**Do this**. Transcribe each line exactly.

**Source data**.
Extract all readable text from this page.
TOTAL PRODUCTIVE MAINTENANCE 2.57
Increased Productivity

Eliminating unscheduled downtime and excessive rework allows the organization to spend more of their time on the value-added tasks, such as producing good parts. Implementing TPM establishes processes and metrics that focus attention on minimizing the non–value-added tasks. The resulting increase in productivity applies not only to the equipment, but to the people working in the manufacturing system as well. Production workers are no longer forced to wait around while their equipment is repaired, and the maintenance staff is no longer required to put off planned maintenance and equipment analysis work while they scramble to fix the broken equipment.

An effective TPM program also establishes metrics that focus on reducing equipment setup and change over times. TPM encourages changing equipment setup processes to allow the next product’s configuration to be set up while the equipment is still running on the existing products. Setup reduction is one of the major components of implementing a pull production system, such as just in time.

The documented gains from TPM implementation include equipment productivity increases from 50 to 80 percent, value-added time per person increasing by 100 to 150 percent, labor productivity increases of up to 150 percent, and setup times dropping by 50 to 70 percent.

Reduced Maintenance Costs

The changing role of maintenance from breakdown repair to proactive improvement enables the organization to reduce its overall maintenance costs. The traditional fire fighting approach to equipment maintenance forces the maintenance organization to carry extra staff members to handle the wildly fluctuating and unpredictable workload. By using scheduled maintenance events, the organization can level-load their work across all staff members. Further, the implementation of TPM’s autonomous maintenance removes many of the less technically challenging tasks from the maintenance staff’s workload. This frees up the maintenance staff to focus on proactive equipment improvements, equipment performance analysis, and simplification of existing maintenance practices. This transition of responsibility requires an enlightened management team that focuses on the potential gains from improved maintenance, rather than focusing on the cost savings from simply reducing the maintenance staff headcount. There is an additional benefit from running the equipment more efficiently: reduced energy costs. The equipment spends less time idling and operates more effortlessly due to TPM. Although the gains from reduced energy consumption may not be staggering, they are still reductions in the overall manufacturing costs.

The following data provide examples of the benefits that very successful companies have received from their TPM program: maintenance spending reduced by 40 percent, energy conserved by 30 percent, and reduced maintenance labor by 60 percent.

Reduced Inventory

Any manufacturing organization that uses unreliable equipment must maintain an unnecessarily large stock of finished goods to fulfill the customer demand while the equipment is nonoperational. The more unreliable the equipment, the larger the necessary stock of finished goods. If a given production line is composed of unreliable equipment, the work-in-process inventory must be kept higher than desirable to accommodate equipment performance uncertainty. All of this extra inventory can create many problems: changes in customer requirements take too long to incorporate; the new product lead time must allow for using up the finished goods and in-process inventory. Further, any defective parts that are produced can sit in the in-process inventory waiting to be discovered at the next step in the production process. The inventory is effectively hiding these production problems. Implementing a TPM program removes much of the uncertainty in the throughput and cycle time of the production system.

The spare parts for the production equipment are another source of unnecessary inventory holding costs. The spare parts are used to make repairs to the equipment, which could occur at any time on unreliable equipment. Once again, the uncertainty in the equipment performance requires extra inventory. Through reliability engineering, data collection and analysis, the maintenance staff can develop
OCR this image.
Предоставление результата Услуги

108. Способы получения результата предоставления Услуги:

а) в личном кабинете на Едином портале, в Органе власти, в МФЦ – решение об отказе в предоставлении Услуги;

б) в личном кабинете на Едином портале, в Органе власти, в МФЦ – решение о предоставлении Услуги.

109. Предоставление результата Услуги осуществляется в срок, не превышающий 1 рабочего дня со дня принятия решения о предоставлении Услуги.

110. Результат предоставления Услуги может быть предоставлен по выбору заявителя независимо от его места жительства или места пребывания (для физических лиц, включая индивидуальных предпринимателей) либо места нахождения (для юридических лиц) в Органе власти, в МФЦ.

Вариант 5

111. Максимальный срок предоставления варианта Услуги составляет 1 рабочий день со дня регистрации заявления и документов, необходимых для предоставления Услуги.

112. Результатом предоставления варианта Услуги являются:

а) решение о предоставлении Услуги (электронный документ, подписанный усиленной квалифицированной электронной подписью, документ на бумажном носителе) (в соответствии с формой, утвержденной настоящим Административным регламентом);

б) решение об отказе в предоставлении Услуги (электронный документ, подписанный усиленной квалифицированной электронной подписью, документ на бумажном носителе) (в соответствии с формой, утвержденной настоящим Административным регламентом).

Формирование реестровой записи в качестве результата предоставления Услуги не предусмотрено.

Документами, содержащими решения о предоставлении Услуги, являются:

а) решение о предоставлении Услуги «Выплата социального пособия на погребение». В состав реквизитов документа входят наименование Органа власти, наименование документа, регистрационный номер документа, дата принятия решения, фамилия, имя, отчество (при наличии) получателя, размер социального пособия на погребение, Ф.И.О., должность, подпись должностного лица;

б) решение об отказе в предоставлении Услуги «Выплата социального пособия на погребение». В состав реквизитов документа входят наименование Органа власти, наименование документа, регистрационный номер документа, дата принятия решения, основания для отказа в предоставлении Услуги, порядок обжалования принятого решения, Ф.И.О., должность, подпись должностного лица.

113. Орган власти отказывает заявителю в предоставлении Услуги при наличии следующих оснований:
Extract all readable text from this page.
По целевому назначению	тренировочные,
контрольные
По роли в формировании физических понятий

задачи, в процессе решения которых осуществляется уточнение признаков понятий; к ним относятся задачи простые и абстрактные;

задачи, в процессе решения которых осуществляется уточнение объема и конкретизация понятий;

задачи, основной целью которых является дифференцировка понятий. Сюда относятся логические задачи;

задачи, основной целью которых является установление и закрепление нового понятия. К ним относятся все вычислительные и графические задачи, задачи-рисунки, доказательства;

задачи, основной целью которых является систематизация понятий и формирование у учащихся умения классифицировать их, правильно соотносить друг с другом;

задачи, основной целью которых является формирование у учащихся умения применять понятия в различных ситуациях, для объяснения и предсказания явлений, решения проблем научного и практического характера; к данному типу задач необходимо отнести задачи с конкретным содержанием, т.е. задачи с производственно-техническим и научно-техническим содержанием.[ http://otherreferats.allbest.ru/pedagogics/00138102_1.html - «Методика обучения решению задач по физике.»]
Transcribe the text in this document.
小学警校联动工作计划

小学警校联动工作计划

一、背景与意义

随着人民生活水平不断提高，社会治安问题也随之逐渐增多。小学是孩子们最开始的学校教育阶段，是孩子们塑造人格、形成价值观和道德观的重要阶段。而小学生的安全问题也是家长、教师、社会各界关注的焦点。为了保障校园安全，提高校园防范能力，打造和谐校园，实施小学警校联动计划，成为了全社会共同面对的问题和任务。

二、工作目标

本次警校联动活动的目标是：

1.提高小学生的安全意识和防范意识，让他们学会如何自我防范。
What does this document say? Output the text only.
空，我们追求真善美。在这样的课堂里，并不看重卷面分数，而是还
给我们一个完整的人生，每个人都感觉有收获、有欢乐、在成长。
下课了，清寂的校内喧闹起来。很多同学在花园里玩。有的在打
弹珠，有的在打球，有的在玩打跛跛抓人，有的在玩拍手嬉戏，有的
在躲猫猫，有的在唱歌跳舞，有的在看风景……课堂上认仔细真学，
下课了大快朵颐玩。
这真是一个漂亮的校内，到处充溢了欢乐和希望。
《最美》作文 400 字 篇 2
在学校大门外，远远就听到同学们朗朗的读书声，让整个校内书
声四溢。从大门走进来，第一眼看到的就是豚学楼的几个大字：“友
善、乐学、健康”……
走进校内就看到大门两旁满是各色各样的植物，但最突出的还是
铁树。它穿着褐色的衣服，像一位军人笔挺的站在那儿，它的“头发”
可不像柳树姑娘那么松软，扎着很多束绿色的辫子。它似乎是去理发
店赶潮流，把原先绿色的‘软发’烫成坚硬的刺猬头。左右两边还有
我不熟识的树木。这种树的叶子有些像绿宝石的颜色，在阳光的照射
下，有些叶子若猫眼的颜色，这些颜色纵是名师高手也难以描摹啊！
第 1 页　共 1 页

**Correct answer**.
Extract all readable text from this page.
TOTAL PRODUCTIVE MAINTENANCE 2.57
Increased Productivity

Eliminating unscheduled downtime and excessive rework allows the organization to spend more of their time on the value-added tasks, such as producing good parts. Implementing TPM establishes processes and metrics that focus attention on minimizing the non–value-added tasks. The resulting increase in productivity applies not only to the equipment, but to the people working in the manufacturing system as well. Production workers are no longer forced to wait around while their equipment is repaired, and the maintenance staff is no longer required to put off planned maintenance and equipment analysis work while they scramble to fix the broken equipment.

An effective TPM program also establishes metrics that focus on reducing equipment setup and change over times. TPM encourages changing equipment setup processes to allow the next product’s configuration to be set up while the equipment is still running on the existing products. Setup reduction is one of the major components of implementing a pull production system, such as just in time.

The documented gains from TPM implementation include equipment productivity increases from 50 to 80 percent, value-added time per person increasing by 100 to 150 percent, labor productivity increases of up to 150 percent, and setup times dropping by 50 to 70 percent.

Reduced Maintenance Costs

The changing role of maintenance from breakdown repair to proactive improvement enables the organization to reduce its overall maintenance costs. The traditional fire fighting approach to equipment maintenance forces the maintenance organization to carry extra staff members to handle the wildly fluctuating and unpredictable workload. By using scheduled maintenance events, the organization can level-load their work across all staff members. Further, the implementation of TPM’s autonomous maintenance removes many of the less technically challenging tasks from the maintenance staff’s workload. This frees up the maintenance staff to focus on proactive equipment improvements, equipment performance analysis, and simplification of existing maintenance practices. This transition of responsibility requires an enlightened management team that focuses on the potential gains from improved maintenance, rather than focusing on the cost savings from simply reducing the maintenance staff headcount. There is an additional benefit from running the equipment more efficiently: reduced energy costs. The equipment spends less time idling and operates more effortlessly due to TPM. Although the gains from reduced energy consumption may not be staggering, they are still reductions in the overall manufacturing costs.

The following data provide examples of the benefits that very successful companies have received from their TPM program: maintenance spending reduced by 40 percent, energy conserved by 30 percent, and reduced maintenance labor by 60 percent.

Reduced Inventory

Any manufacturing organization that uses unreliable equipment must maintain an unnecessarily large stock of finished goods to fulfill the customer demand while the equipment is nonoperational. The more unreliable the equipment, the larger the necessary stock of finished goods. If a given production line is composed of unreliable equipment, the work-in-process inventory must be kept higher than desirable to accommodate equipment performance uncertainty. All of this extra inventory can create many problems: changes in customer requirements take too long to incorporate; the new product lead time must allow for using up the finished goods and in-process inventory. Further, any defective parts that are produced can sit in the in-process inventory waiting to be discovered at the next step in the production process. The inventory is effectively hiding these production problems. Implementing a TPM program removes much of the uncertainty in the throughput and cycle time of the production system.

The spare parts for the production equipment are another source of unnecessary inventory holding costs. The spare parts are used to make repairs to the equipment, which could occur at any time on unreliable equipment. Once again, the uncertainty in the equipment performance requires extra inventory. Through reliability engineering, data collection and analysis, the maintenance staff can develop
OCR this image.
Предоставление результата Услуги

108. Способы получения результата предоставления Услуги:

а) в личном кабинете на Едином портале, в Органе власти, в МФЦ – решение об отказе в предоставлении Услуги;

б) в личном кабинете на Едином портале, в Органе власти, в МФЦ – решение о предоставлении Услуги.

109. Предоставление результата Услуги осуществляется в срок, не превышающий 1 рабочего дня со дня принятия решения о предоставлении Услуги.

110. Результат предоставления Услуги может быть предоставлен по выбору заявителя независимо от его места жительства или места пребывания (для физических лиц, включая индивидуальных предпринимателей) либо места нахождения (для юридических лиц) в Органе власти, в МФЦ.

Вариант 5

111. Максимальный срок предоставления варианта Услуги составляет 1 рабочий день со дня регистрации заявления и документов, необходимых для предоставления Услуги.

112. Результатом предоставления варианта Услуги являются:

а) решение о предоставлении Услуги (электронный документ, подписанный усиленной квалифицированной электронной подписью, документ на бумажном носителе) (в соответствии с формой, утвержденной настоящим Административным регламентом);

б) решение об отказе в предоставлении Услуги (электронный документ, подписанный усиленной квалифицированной электронной подписью, документ на бумажном носителе) (в соответствии с формой, утвержденной настоящим Административным регламентом).

Формирование реестровой записи в качестве результата предоставления Услуги не предусмотрено.

Документами, содержащими решения о предоставлении Услуги, являются:

а) решение о предоставлении Услуги «Выплата социального пособия на погребение». В состав реквизитов документа входят наименование Органа власти, наименование документа, регистрационный номер документа, дата принятия решения, фамилия, имя, отчество (при наличии) получателя, размер социального пособия на погребение, Ф.И.О., должность, подпись должностного лица;

б) решение об отказе в предоставлении Услуги «Выплата социального пособия на погребение». В состав реквизитов документа входят наименование Органа власти, наименование документа, регистрационный номер документа, дата принятия решения, основания для отказа в предоставлении Услуги, порядок обжалования принятого решения, Ф.И.О., должность, подпись должностного лица.

113. Орган власти отказывает заявителю в предоставлении Услуги при наличии следующих оснований:
Extract all readable text from this page.
По целевому назначению	тренировочные,
контрольные
По роли в формировании физических понятий

задачи, в процессе решения которых осуществляется уточнение признаков понятий; к ним относятся задачи простые и абстрактные;

задачи, в процессе решения которых осуществляется уточнение объема и конкретизация понятий;

задачи, основной целью которых является дифференцировка понятий. Сюда относятся логические задачи;

задачи, основной целью которых является установление и закрепление нового понятия. К ним относятся все вычислительные и графические задачи, задачи-рисунки, доказательства;

задачи, основной целью которых является систематизация понятий и формирование у учащихся умения классифицировать их, правильно соотносить друг с другом;

задачи, основной целью которых является формирование у учащихся умения применять понятия в различных ситуациях, для объяснения и предсказания явлений, решения проблем научного и практического характера; к данному типу задач необходимо отнести задачи с конкретным содержанием, т.е. задачи с производственно-техническим и научно-техническим содержанием.[ http://otherreferats.allbest.ru/pedagogics/00138102_1.html - «Методика обучения решению задач по физике.»]
Transcribe the text in this document.
小学警校联动工作计划

小学警校联动工作计划

一、背景与意义

随着人民生活水平不断提高，社会治安问题也随之逐渐增多。小学是孩子们最开始的学校教育阶段，是孩子们塑造人格、形成价值观和道德观的重要阶段。而小学生的安全问题也是家长、教师、社会各界关注的焦点。为了保障校园安全，提高校园防范能力，打造和谐校园，实施小学警校联动计划，成为了全社会共同面对的问题和任务。

二、工作目标

本次警校联动活动的目标是：

1.提高小学生的安全意识和防范意识，让他们学会如何自我防范。
What does this document say? Output the text only.
空，我们追求真善美。在这样的课堂里，并不看重卷面分数，而是还
给我们一个完整的人生，每个人都感觉有收获、有欢乐、在成长。
下课了，清寂的校内喧闹起来。很多同学在花园里玩。有的在打
弹珠，有的在打球，有的在玩打跛跛抓人，有的在玩拍手嬉戏，有的
在躲猫猫，有的在唱歌跳舞，有的在看风景……课堂上认仔细真学，
下课了大快朵颐玩。
这真是一个漂亮的校内，到处充溢了欢乐和希望。
《最美》作文 400 字 篇 2
在学校大门外，远远就听到同学们朗朗的读书声，让整个校内书
声四溢。从大门走进来，第一眼看到的就是豚学楼的几个大字：“友
善、乐学、健康”……
走进校内就看到大门两旁满是各色各样的植物，但最突出的还是
铁树。它穿着褐色的衣服，像一位军人笔挺的站在那儿，它的“头发”
可不像柳树姑娘那么松软，扎着很多束绿色的辫子。它似乎是去理发
店赶潮流，把原先绿色的‘软发’烫成坚硬的刺猬头。左右两边还有
我不熟识的树木。这种树的叶子有些像绿宝石的颜色，在阳光的照射
下，有些叶子若猫眼的颜色，这些颜色纵是名师高手也难以描摹啊！
第 1 页　共 1 页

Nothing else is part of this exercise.